Goal
Scan the lines and state how many carry "text". Leave out everything but the number.
====================
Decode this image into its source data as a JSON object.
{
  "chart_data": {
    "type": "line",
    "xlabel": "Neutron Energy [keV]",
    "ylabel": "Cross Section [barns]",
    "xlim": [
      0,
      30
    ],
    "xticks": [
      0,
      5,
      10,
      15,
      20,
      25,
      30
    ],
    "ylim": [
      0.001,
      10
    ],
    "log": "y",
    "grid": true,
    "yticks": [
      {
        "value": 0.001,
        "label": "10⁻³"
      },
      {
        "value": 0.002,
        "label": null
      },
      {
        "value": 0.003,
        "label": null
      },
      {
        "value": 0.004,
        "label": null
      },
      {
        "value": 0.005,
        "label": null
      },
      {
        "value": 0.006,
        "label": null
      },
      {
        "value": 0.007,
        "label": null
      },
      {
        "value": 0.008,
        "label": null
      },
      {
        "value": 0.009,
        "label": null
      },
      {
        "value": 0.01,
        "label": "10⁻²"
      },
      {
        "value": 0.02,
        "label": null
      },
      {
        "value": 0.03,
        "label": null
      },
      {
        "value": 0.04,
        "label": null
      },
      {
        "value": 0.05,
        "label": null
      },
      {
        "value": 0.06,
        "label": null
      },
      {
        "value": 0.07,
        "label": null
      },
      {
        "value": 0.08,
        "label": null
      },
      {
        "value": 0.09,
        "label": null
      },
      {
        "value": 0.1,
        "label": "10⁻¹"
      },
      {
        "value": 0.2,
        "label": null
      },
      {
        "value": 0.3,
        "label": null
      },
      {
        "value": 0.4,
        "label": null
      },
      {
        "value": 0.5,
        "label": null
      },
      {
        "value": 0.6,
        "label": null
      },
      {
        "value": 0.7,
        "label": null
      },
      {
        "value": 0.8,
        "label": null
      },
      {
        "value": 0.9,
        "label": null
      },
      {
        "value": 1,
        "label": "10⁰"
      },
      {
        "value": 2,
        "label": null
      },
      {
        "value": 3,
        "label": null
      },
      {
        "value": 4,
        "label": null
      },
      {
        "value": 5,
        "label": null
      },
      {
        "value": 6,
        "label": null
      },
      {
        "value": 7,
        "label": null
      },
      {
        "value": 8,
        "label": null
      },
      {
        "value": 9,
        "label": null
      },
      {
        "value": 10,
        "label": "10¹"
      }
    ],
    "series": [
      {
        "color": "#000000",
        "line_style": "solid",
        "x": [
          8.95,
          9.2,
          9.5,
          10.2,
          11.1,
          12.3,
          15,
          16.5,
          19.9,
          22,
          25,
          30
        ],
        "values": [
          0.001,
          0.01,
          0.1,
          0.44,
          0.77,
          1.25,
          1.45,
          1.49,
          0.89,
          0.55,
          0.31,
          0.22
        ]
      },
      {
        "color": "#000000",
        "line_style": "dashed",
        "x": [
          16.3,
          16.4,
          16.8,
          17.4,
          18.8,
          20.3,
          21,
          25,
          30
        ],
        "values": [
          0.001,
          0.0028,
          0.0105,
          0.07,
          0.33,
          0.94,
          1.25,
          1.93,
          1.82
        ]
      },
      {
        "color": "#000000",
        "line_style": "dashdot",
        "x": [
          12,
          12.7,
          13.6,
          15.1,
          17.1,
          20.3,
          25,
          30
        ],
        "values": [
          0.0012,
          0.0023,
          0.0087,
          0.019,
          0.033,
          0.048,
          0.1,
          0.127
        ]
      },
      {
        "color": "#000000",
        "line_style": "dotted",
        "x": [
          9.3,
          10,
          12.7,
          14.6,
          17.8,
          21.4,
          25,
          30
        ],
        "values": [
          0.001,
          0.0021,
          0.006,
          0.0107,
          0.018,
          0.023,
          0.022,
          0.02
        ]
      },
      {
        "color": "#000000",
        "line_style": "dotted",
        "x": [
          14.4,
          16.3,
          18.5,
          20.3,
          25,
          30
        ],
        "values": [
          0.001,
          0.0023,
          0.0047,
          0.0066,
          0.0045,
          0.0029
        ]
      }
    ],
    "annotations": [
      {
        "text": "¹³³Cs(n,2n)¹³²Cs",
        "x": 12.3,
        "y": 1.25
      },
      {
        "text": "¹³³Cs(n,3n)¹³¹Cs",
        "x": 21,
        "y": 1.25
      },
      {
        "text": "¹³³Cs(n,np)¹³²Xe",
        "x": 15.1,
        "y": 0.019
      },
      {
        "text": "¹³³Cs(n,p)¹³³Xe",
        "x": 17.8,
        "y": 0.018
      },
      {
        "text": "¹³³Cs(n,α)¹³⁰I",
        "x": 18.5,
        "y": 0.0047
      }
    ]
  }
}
====================
Worked solution
5